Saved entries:

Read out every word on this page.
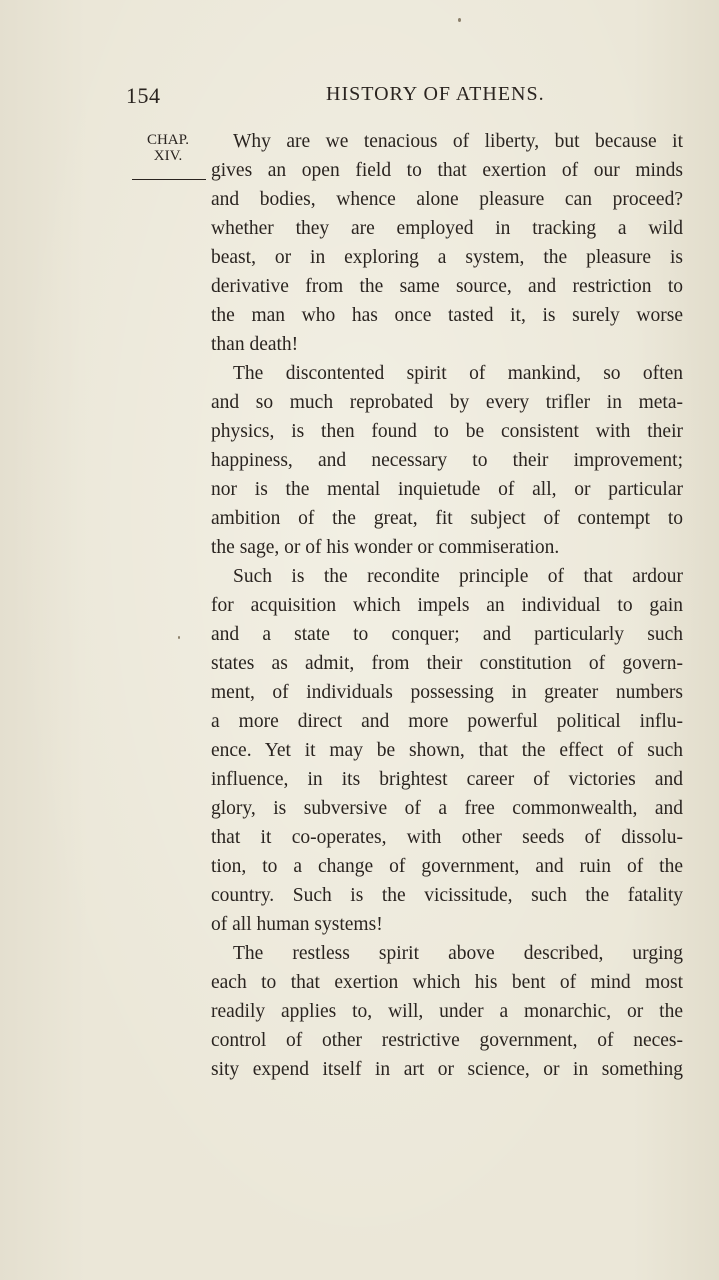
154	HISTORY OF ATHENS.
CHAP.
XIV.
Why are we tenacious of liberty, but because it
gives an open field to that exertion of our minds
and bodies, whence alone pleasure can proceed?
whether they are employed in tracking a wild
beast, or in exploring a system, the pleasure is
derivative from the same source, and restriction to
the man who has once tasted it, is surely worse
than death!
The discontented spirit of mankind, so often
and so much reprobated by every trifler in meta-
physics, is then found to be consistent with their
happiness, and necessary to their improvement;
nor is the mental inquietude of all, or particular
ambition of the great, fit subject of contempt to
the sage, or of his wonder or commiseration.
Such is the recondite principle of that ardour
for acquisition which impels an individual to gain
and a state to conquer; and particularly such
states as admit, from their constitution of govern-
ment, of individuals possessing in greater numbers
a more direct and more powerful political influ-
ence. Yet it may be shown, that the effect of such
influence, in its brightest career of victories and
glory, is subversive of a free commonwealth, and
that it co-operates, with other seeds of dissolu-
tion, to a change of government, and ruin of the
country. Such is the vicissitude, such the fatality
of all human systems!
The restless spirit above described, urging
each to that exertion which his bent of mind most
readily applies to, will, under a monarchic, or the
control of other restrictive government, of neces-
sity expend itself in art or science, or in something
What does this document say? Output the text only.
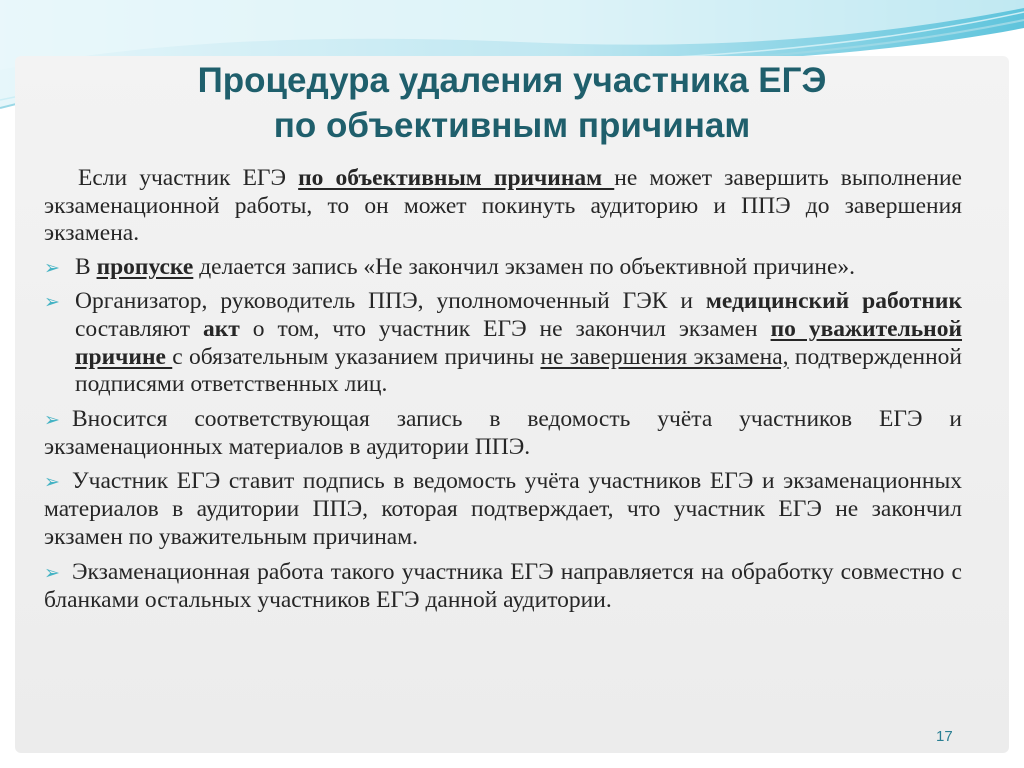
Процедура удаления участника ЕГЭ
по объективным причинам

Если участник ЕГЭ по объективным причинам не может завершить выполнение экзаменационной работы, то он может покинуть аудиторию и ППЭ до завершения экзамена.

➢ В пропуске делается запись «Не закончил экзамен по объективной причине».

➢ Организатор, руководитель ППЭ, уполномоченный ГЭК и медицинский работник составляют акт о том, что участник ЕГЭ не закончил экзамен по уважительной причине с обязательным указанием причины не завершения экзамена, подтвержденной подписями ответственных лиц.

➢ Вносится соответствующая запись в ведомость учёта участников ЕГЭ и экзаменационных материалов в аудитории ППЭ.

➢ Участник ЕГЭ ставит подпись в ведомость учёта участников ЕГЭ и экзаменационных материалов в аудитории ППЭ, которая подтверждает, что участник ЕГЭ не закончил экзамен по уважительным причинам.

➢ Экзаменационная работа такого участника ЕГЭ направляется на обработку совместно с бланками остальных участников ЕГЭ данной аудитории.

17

- EXERCISE TASK
Copy every line above that holds the word "участника".

- CORRECT OUTPUT
Процедура удаления участника ЕГЭ
➢ Экзаменационная работа такого участника ЕГЭ направляется на обработку совместно с бланками остальных участников ЕГЭ данной аудитории.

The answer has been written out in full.